━━━━━ PROVIDED RECORDS
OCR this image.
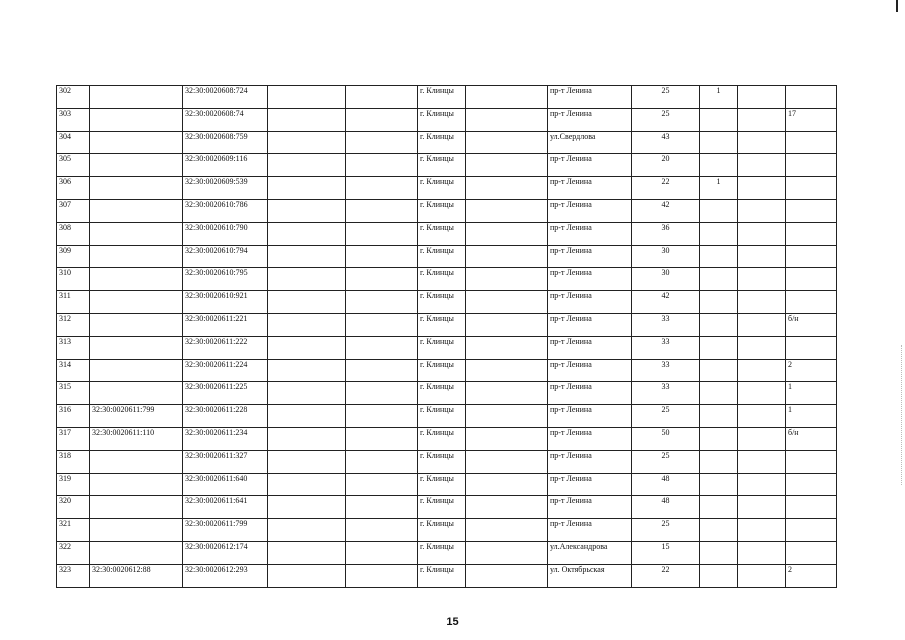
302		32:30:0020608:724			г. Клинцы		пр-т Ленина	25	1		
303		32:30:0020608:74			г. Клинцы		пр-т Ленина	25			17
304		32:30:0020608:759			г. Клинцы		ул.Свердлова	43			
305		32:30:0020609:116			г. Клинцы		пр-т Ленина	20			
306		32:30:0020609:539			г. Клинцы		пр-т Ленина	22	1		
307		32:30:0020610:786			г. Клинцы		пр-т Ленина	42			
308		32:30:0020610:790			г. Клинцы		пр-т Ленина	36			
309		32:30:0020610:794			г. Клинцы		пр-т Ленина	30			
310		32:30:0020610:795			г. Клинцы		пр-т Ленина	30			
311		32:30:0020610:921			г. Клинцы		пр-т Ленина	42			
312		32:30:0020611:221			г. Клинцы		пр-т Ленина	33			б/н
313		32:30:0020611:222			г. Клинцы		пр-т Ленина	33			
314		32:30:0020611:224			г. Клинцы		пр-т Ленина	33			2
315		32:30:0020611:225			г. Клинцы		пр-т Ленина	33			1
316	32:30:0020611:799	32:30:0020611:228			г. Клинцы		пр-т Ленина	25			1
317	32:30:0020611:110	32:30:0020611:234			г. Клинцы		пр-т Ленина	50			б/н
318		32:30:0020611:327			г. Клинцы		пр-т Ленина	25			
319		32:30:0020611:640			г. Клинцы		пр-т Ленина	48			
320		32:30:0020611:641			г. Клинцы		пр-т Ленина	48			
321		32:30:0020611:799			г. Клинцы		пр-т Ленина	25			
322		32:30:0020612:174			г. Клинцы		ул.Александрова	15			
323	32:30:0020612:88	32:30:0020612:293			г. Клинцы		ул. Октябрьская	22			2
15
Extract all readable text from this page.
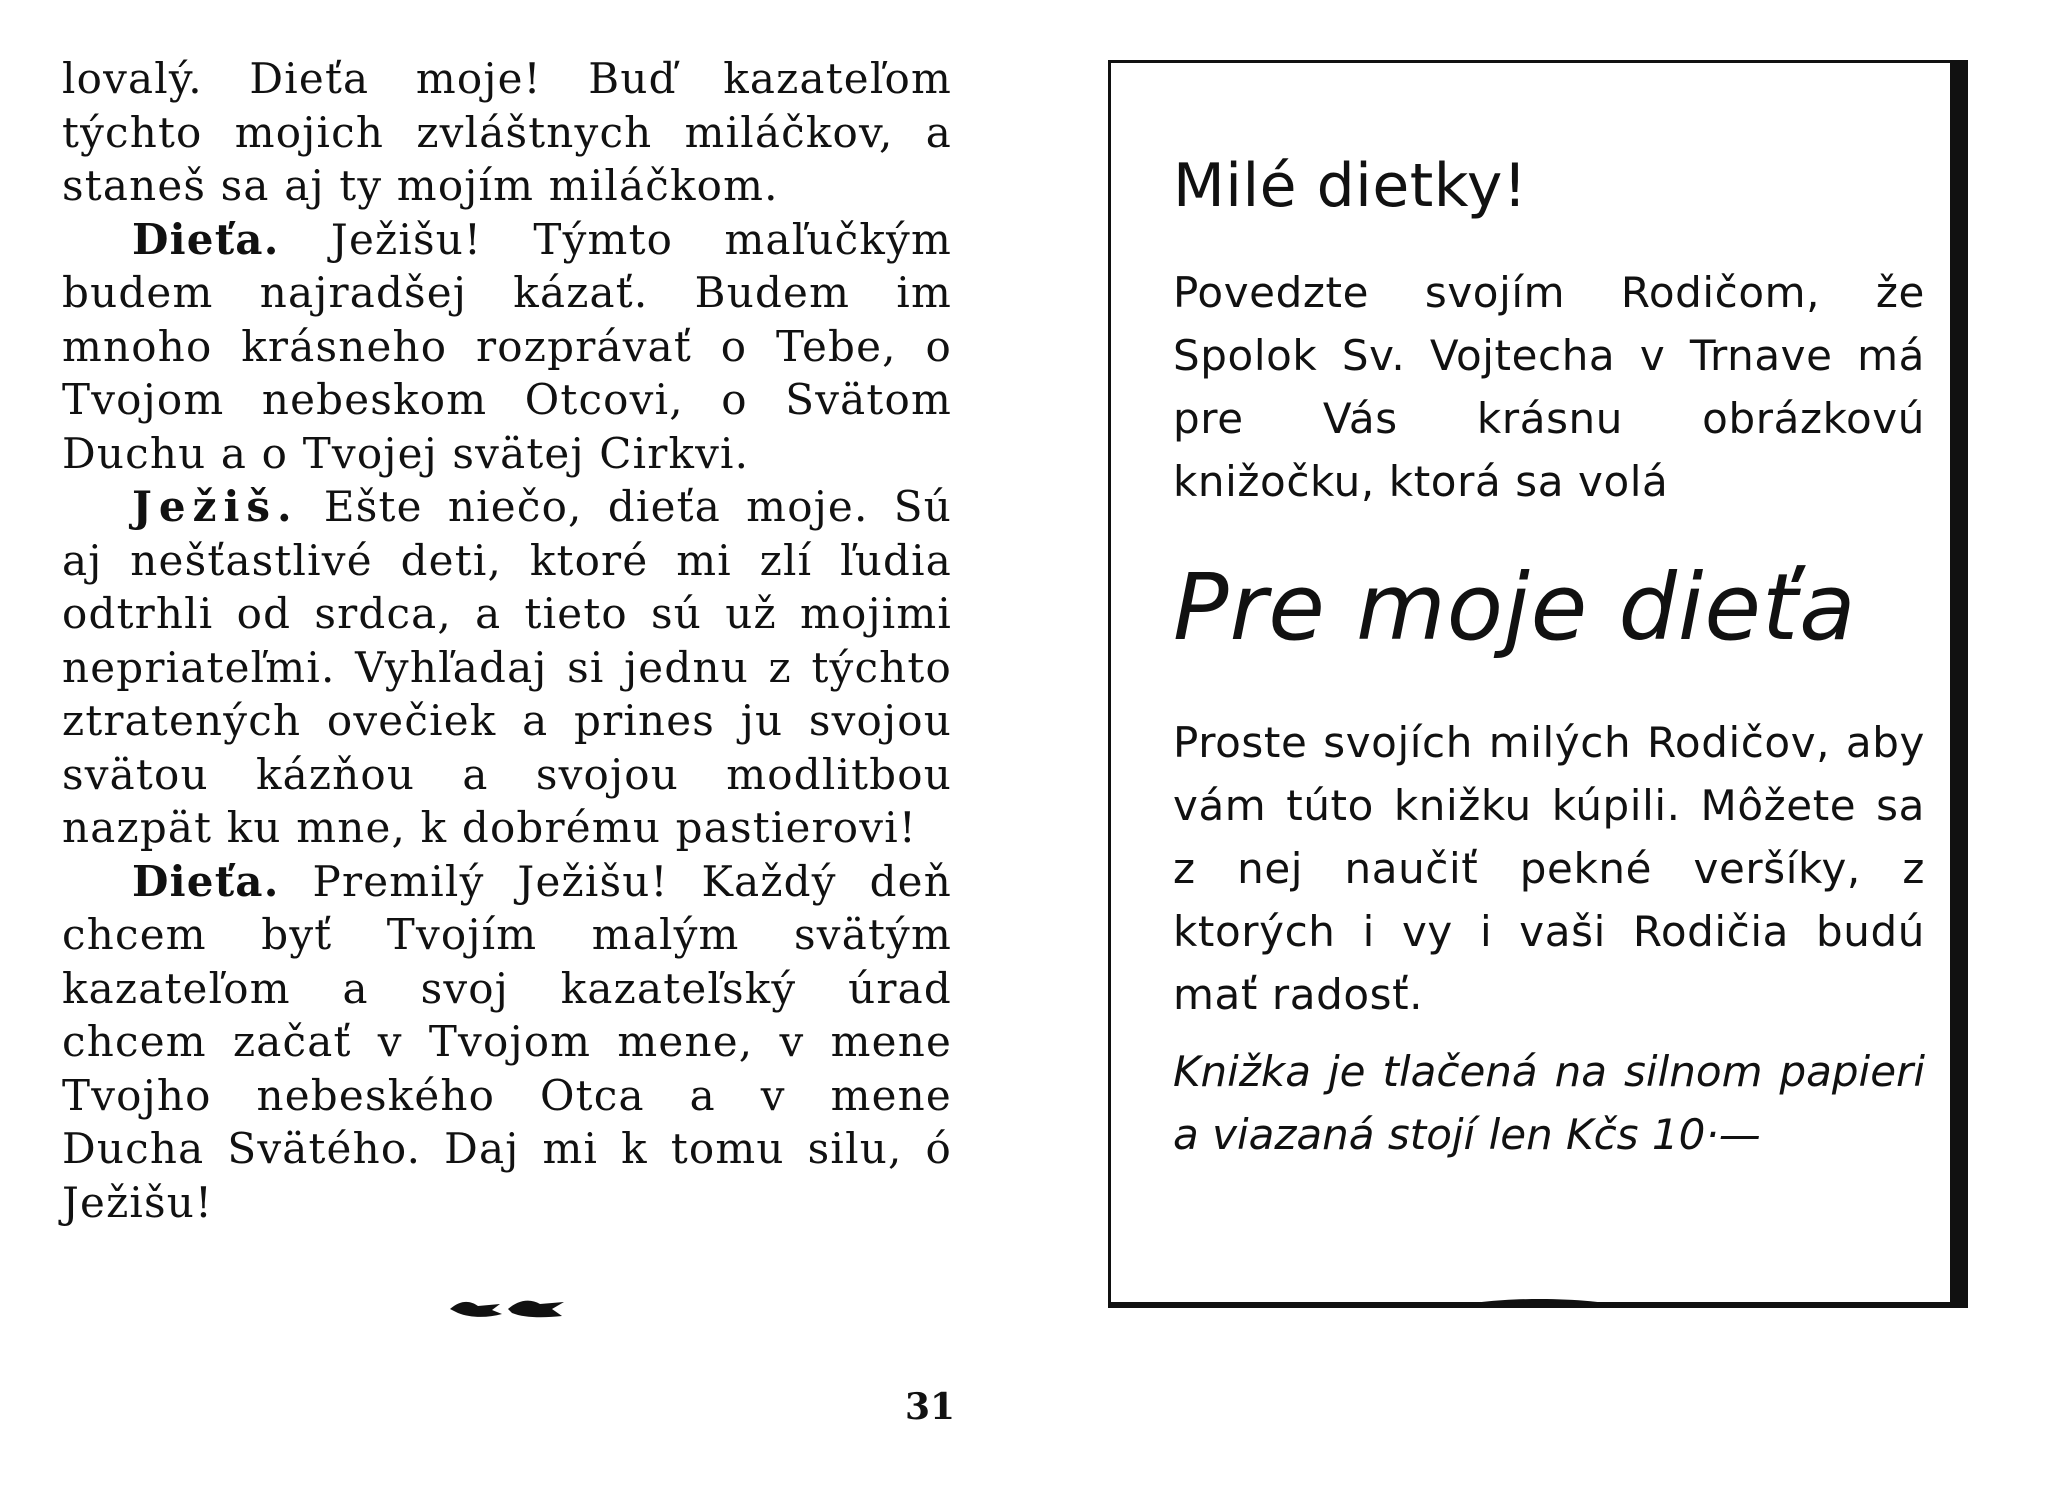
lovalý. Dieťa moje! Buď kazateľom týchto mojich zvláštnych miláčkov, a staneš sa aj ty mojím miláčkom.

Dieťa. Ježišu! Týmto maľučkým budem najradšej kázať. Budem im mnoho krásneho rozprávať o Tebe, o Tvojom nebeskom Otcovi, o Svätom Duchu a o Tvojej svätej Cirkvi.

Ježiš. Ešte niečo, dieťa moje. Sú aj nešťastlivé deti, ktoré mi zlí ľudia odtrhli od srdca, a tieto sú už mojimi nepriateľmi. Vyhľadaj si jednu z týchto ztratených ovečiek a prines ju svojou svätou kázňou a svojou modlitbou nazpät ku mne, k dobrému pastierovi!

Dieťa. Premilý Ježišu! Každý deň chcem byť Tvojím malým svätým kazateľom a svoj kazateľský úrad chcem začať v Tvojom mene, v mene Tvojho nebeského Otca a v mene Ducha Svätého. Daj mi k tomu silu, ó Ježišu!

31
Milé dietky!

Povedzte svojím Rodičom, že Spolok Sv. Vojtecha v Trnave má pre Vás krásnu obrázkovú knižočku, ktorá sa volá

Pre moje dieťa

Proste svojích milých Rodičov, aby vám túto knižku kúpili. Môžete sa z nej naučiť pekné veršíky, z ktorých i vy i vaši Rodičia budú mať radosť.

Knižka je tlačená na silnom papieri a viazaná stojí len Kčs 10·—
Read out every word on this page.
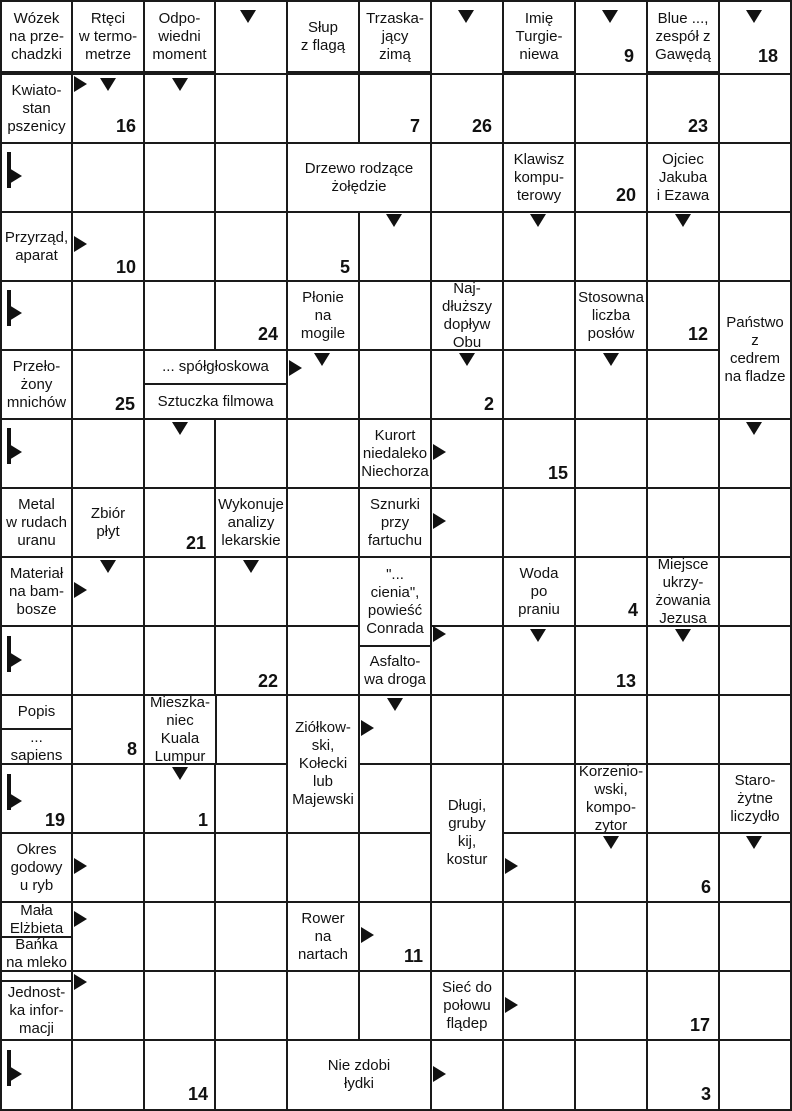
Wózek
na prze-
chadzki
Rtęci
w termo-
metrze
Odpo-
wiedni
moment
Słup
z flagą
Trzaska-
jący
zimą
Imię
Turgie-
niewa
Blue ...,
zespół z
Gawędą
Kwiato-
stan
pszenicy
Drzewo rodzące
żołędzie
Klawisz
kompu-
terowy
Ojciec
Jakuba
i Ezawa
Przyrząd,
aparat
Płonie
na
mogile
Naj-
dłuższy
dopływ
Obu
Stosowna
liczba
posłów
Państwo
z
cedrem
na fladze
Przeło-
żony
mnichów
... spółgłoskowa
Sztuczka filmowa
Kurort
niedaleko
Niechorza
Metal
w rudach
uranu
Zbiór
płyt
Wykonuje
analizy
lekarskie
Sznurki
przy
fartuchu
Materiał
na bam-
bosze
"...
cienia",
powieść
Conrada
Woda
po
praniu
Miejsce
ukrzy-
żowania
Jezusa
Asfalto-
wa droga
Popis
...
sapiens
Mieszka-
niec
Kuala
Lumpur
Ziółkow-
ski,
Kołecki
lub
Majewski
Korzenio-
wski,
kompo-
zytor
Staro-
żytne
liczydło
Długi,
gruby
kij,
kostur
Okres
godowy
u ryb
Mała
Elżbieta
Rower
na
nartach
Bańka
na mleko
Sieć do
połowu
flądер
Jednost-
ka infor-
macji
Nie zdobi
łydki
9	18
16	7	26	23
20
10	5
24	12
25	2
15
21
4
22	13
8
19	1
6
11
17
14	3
━━━━━━━━━━
DIRECTIONS
Pick out each line containing the string "Ježišu" and copy it.

EXERCISE OUTPUT
Dieťa. Ježišu! Týmto maľučkým budem najradšej kázať. Budem im mnoho krásneho rozprávať o Tebe, o Tvojom nebeskom Otcovi, o Svätom Duchu a o Tvojej svätej Cirkvi.
Dieťa. Premilý Ježišu! Každý deň chcem byť Tvojím malým svätým kazateľom a svoj kazateľský úrad chcem začať v Tvojom mene, v mene Tvojho nebeského Otca a v mene Ducha Svätého. Daj mi k tomu silu, ó Ježišu!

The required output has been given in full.